(Data entries for graphics)
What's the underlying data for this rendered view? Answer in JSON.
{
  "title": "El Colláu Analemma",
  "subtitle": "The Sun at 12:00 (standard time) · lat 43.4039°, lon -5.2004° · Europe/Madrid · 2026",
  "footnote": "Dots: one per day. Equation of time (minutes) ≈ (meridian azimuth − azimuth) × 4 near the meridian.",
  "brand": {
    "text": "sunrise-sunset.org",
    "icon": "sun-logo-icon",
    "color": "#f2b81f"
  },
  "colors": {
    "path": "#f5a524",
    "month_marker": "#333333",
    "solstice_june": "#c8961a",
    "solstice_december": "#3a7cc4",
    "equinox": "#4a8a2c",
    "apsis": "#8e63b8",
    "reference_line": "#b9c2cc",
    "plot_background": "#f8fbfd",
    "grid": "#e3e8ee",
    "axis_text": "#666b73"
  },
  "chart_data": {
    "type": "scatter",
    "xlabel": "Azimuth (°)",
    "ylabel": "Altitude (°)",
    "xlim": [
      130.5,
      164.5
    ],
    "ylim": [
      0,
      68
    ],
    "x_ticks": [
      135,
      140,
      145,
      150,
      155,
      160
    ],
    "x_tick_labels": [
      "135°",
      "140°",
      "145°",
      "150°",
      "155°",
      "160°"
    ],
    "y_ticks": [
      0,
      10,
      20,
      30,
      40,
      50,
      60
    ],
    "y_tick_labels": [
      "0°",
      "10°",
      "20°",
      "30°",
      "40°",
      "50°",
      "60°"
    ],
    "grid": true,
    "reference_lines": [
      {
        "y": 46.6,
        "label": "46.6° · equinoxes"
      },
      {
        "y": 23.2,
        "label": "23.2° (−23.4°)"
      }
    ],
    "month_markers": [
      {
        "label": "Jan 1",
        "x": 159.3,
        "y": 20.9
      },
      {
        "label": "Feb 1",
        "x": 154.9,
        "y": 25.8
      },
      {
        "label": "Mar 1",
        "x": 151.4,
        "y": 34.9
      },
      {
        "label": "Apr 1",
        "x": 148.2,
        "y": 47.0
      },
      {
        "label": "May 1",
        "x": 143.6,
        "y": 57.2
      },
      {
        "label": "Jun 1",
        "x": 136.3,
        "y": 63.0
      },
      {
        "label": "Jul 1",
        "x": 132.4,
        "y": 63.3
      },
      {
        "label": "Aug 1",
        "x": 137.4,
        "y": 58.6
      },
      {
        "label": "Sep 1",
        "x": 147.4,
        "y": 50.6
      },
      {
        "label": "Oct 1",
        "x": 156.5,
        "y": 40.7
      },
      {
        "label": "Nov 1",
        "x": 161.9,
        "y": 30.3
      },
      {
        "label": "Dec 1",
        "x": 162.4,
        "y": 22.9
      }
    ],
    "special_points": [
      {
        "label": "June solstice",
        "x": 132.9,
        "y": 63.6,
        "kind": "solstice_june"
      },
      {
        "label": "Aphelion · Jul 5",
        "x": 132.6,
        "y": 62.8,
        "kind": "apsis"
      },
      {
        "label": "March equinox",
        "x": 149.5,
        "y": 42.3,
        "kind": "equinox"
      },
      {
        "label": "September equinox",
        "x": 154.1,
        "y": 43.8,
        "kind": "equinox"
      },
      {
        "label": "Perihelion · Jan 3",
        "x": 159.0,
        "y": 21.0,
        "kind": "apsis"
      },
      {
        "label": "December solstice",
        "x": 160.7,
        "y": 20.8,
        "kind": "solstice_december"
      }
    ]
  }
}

Task requirements
Write out every line exactly as it stands.

Response below
What's the underlying data for this rendered view? Answer in JSON.
{
  "title": "El Colláu Analemma",
  "subtitle": "The Sun at 12:00 (standard time) · lat 43.4039°, lon -5.2004° · Europe/Madrid · 2026",
  "footnote": "Dots: one per day. Equation of time (minutes) ≈ (meridian azimuth − azimuth) × 4 near the meridian.",
  "brand": {
    "text": "sunrise-sunset.org",
    "icon": "sun-logo-icon",
    "color": "#f2b81f"
  },
  "colors": {
    "path": "#f5a524",
    "month_marker": "#333333",
    "solstice_june": "#c8961a",
    "solstice_december": "#3a7cc4",
    "equinox": "#4a8a2c",
    "apsis": "#8e63b8",
    "reference_line": "#b9c2cc",
    "plot_background": "#f8fbfd",
    "grid": "#e3e8ee",
    "axis_text": "#666b73"
  },
  "chart_data": {
    "type": "scatter",
    "xlabel": "Azimuth (°)",
    "ylabel": "Altitude (°)",
    "xlim": [
      130.5,
      164.5
    ],
    "ylim": [
      0,
      68
    ],
    "x_ticks": [
      135,
      140,
      145,
      150,
      155,
      160
    ],
    "x_tick_labels": [
      "135°",
      "140°",
      "145°",
      "150°",
      "155°",
      "160°"
    ],
    "y_ticks": [
      0,
      10,
      20,
      30,
      40,
      50,
      60
    ],
    "y_tick_labels": [
      "0°",
      "10°",
      "20°",
      "30°",
      "40°",
      "50°",
      "60°"
    ],
    "grid": true,
    "reference_lines": [
      {
        "y": 46.6,
        "label": "46.6° · equinoxes"
      },
      {
        "y": 23.2,
        "label": "23.2° (−23.4°)"
      }
    ],
    "month_markers": [
      {
        "label": "Jan 1",
        "x": 159.3,
        "y": 20.9
      },
      {
        "label": "Feb 1",
        "x": 154.9,
        "y": 25.8
      },
      {
        "label": "Mar 1",
        "x": 151.4,
        "y": 34.9
      },
      {
        "label": "Apr 1",
        "x": 148.2,
        "y": 47.0
      },
      {
        "label": "May 1",
        "x": 143.6,
        "y": 57.2
      },
      {
        "label": "Jun 1",
        "x": 136.3,
        "y": 63.0
      },
      {
        "label": "Jul 1",
        "x": 132.4,
        "y": 63.3
      },
      {
        "label": "Aug 1",
        "x": 137.4,
        "y": 58.6
      },
      {
        "label": "Sep 1",
        "x": 147.4,
        "y": 50.6
      },
      {
        "label": "Oct 1",
        "x": 156.5,
        "y": 40.7
      },
      {
        "label": "Nov 1",
        "x": 161.9,
        "y": 30.3
      },
      {
        "label": "Dec 1",
        "x": 162.4,
        "y": 22.9
      }
    ],
    "special_points": [
      {
        "label": "June solstice",
        "x": 132.9,
        "y": 63.6,
        "kind": "solstice_june"
      },
      {
        "label": "Aphelion · Jul 5",
        "x": 132.6,
        "y": 62.8,
        "kind": "apsis"
      },
      {
        "label": "March equinox",
        "x": 149.5,
        "y": 42.3,
        "kind": "equinox"
      },
      {
        "label": "September equinox",
        "x": 154.1,
        "y": 43.8,
        "kind": "equinox"
      },
      {
        "label": "Perihelion · Jan 3",
        "x": 159.0,
        "y": 21.0,
        "kind": "apsis"
      },
      {
        "label": "December solstice",
        "x": 160.7,
        "y": 20.8,
        "kind": "solstice_december"
      }
    ]
  }
}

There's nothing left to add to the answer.